_SHORT TASK_.
Word for word, restate every line of the listing that follows.

_DATASET EXCERPTS_.

:::

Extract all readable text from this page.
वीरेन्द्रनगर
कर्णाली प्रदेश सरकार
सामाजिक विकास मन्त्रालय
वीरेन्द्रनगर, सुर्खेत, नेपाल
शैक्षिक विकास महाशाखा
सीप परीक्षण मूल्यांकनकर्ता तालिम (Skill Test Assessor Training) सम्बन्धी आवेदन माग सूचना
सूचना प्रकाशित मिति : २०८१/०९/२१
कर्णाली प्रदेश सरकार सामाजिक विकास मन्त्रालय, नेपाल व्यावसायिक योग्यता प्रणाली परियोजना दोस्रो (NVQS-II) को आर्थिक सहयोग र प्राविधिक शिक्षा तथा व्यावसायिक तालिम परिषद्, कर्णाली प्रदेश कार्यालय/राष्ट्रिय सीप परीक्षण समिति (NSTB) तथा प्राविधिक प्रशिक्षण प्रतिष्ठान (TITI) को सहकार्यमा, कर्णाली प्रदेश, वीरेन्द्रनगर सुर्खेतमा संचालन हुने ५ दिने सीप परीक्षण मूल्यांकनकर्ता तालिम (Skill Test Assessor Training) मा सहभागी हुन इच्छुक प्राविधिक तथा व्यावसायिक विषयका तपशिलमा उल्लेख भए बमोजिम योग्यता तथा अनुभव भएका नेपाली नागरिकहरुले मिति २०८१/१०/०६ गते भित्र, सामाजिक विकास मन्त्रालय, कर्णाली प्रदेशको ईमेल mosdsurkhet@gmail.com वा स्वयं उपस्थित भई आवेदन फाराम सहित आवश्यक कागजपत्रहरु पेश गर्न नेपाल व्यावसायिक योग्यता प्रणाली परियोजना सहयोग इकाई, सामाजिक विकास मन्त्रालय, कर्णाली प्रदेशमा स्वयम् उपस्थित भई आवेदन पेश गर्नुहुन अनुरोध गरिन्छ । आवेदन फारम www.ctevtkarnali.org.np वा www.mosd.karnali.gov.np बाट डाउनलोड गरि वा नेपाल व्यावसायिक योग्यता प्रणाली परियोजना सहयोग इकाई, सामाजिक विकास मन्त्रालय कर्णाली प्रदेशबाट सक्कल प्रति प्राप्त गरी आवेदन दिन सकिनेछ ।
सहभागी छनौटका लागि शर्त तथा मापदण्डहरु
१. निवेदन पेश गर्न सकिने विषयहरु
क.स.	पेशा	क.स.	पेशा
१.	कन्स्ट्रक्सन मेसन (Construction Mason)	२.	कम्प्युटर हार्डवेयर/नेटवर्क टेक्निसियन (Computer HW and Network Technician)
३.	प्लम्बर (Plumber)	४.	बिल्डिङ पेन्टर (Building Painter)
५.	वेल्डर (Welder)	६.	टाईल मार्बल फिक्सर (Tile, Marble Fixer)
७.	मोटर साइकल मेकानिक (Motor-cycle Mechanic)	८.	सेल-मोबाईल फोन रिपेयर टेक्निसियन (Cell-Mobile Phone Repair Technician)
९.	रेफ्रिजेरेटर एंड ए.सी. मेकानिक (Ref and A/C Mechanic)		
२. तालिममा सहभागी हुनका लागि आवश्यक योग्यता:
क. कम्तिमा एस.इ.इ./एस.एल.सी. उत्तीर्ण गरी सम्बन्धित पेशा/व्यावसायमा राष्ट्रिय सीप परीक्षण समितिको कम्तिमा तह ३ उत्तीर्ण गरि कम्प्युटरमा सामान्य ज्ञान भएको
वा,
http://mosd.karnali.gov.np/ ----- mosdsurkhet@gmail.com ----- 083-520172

:::

_ANSWER IN FULL_.
Extract all readable text from this page.
वीरेन्द्रनगर
कर्णाली प्रदेश सरकार
सामाजिक विकास मन्त्रालय
वीरेन्द्रनगर, सुर्खेत, नेपाल
शैक्षिक विकास महाशाखा
सीप परीक्षण मूल्यांकनकर्ता तालिम (Skill Test Assessor Training) सम्बन्धी आवेदन माग सूचना
सूचना प्रकाशित मिति : २०८१/०९/२१
कर्णाली प्रदेश सरकार सामाजिक विकास मन्त्रालय, नेपाल व्यावसायिक योग्यता प्रणाली परियोजना दोस्रो (NVQS-II) को आर्थिक सहयोग र प्राविधिक शिक्षा तथा व्यावसायिक तालिम परिषद्, कर्णाली प्रदेश कार्यालय/राष्ट्रिय सीप परीक्षण समिति (NSTB) तथा प्राविधिक प्रशिक्षण प्रतिष्ठान (TITI) को सहकार्यमा, कर्णाली प्रदेश, वीरेन्द्रनगर सुर्खेतमा संचालन हुने ५ दिने सीप परीक्षण मूल्यांकनकर्ता तालिम (Skill Test Assessor Training) मा सहभागी हुन इच्छुक प्राविधिक तथा व्यावसायिक विषयका तपशिलमा उल्लेख भए बमोजिम योग्यता तथा अनुभव भएका नेपाली नागरिकहरुले मिति २०८१/१०/०६ गते भित्र, सामाजिक विकास मन्त्रालय, कर्णाली प्रदेशको ईमेल mosdsurkhet@gmail.com वा स्वयं उपस्थित भई आवेदन फाराम सहित आवश्यक कागजपत्रहरु पेश गर्न नेपाल व्यावसायिक योग्यता प्रणाली परियोजना सहयोग इकाई, सामाजिक विकास मन्त्रालय, कर्णाली प्रदेशमा स्वयम् उपस्थित भई आवेदन पेश गर्नुहुन अनुरोध गरिन्छ । आवेदन फारम www.ctevtkarnali.org.np वा www.mosd.karnali.gov.np बाट डाउनलोड गरि वा नेपाल व्यावसायिक योग्यता प्रणाली परियोजना सहयोग इकाई, सामाजिक विकास मन्त्रालय कर्णाली प्रदेशबाट सक्कल प्रति प्राप्त गरी आवेदन दिन सकिनेछ ।
सहभागी छनौटका लागि शर्त तथा मापदण्डहरु
१. निवेदन पेश गर्न सकिने विषयहरु
क.स.	पेशा	क.स.	पेशा
१.	कन्स्ट्रक्सन मेसन (Construction Mason)	२.	कम्प्युटर हार्डवेयर/नेटवर्क टेक्निसियन (Computer HW and Network Technician)
३.	प्लम्बर (Plumber)	४.	बिल्डिङ पेन्टर (Building Painter)
५.	वेल्डर (Welder)	६.	टाईल मार्बल फिक्सर (Tile, Marble Fixer)
७.	मोटर साइकल मेकानिक (Motor-cycle Mechanic)	८.	सेल-मोबाईल फोन रिपेयर टेक्निसियन (Cell-Mobile Phone Repair Technician)
९.	रेफ्रिजेरेटर एंड ए.सी. मेकानिक (Ref and A/C Mechanic)		
२. तालिममा सहभागी हुनका लागि आवश्यक योग्यता:
क. कम्तिमा एस.इ.इ./एस.एल.सी. उत्तीर्ण गरी सम्बन्धित पेशा/व्यावसायमा राष्ट्रिय सीप परीक्षण समितिको कम्तिमा तह ३ उत्तीर्ण गरि कम्प्युटरमा सामान्य ज्ञान भएको
वा,
http://mosd.karnali.gov.np/ ----- mosdsurkhet@gmail.com ----- 083-520172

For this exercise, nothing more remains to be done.